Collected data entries

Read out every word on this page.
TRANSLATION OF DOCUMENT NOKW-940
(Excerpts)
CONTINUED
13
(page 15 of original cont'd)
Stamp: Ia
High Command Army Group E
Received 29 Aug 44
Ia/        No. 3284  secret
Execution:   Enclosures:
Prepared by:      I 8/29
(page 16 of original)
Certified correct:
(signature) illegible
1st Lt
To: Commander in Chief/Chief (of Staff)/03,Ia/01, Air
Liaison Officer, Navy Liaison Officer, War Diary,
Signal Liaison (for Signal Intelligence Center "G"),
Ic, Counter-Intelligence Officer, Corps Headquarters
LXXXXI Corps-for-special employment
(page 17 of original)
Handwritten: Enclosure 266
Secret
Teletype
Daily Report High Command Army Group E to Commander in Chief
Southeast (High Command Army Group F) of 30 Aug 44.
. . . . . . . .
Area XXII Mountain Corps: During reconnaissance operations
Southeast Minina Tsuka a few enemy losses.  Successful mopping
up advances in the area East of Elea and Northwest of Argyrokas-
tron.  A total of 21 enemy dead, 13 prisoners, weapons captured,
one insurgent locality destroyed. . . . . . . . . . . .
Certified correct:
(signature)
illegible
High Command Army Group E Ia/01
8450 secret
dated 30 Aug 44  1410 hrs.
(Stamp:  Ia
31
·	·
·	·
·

EXERCISE OBJECTIVE: Can you restate every record above word for word?

WORKED SOLUTION:
Read out every word on this page.
TRANSLATION OF DOCUMENT NOKW-940
(Excerpts)
CONTINUED
13
(page 15 of original cont'd)
Stamp: Ia
High Command Army Group E
Received 29 Aug 44
Ia/        No. 3284  secret
Execution:   Enclosures:
Prepared by:      I 8/29
(page 16 of original)
Certified correct:
(signature) illegible
1st Lt
To: Commander in Chief/Chief (of Staff)/03,Ia/01, Air
Liaison Officer, Navy Liaison Officer, War Diary,
Signal Liaison (for Signal Intelligence Center "G"),
Ic, Counter-Intelligence Officer, Corps Headquarters
LXXXXI Corps-for-special employment
(page 17 of original)
Handwritten: Enclosure 266
Secret
Teletype
Daily Report High Command Army Group E to Commander in Chief
Southeast (High Command Army Group F) of 30 Aug 44.
. . . . . . . .
Area XXII Mountain Corps: During reconnaissance operations
Southeast Minina Tsuka a few enemy losses.  Successful mopping
up advances in the area East of Elea and Northwest of Argyrokas-
tron.  A total of 21 enemy dead, 13 prisoners, weapons captured,
one insurgent locality destroyed. . . . . . . . . . . .
Certified correct:
(signature)
illegible
High Command Army Group E Ia/01
8450 secret
dated 30 Aug 44  1410 hrs.
(Stamp:  Ia
31
·	·
·	·
·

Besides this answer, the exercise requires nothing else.